Gather up the lines with the word "name" in them.

═══ Dataset extract ═══

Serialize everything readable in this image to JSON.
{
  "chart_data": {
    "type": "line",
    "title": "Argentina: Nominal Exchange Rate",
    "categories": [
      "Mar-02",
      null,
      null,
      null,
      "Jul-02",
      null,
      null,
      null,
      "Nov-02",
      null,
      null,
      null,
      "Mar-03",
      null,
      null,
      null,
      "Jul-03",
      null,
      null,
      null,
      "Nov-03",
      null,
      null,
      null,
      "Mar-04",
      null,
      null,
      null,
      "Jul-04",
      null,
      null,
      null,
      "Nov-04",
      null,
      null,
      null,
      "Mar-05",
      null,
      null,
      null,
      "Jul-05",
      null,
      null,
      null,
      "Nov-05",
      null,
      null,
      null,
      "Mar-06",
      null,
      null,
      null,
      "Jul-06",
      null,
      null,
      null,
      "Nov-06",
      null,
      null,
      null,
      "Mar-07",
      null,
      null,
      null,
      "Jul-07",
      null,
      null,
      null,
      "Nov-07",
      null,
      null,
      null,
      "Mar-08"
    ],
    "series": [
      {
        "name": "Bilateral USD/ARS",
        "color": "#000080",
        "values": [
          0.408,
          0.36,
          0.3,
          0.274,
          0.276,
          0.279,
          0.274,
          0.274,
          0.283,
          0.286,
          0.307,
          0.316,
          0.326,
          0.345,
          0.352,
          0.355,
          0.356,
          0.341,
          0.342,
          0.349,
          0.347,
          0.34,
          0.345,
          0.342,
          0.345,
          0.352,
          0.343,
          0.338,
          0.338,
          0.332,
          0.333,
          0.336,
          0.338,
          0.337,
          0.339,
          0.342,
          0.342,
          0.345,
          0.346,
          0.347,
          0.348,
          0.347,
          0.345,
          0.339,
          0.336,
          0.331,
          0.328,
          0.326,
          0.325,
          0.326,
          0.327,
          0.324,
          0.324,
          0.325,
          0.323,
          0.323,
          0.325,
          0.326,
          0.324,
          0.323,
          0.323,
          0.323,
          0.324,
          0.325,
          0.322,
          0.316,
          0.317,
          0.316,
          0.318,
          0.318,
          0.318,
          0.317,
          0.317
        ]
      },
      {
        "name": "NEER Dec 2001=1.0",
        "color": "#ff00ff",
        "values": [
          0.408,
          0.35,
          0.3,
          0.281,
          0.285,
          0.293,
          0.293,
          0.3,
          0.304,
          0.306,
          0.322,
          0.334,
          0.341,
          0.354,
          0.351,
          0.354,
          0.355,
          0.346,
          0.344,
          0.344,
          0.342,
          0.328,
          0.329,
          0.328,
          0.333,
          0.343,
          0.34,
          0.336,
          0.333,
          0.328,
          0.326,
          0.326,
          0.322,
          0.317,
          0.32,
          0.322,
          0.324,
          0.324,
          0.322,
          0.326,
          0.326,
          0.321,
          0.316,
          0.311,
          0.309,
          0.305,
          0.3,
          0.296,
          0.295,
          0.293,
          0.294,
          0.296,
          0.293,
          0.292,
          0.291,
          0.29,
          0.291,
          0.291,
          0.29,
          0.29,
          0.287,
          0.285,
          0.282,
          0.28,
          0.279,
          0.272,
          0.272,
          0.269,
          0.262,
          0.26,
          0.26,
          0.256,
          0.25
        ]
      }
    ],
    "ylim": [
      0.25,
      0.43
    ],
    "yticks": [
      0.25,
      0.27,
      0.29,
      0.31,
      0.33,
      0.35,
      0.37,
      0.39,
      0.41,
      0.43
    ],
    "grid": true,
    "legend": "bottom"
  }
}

═══

**The completed task:**
        "name": "Bilateral USD/ARS",
        "name": "NEER Dec 2001=1.0",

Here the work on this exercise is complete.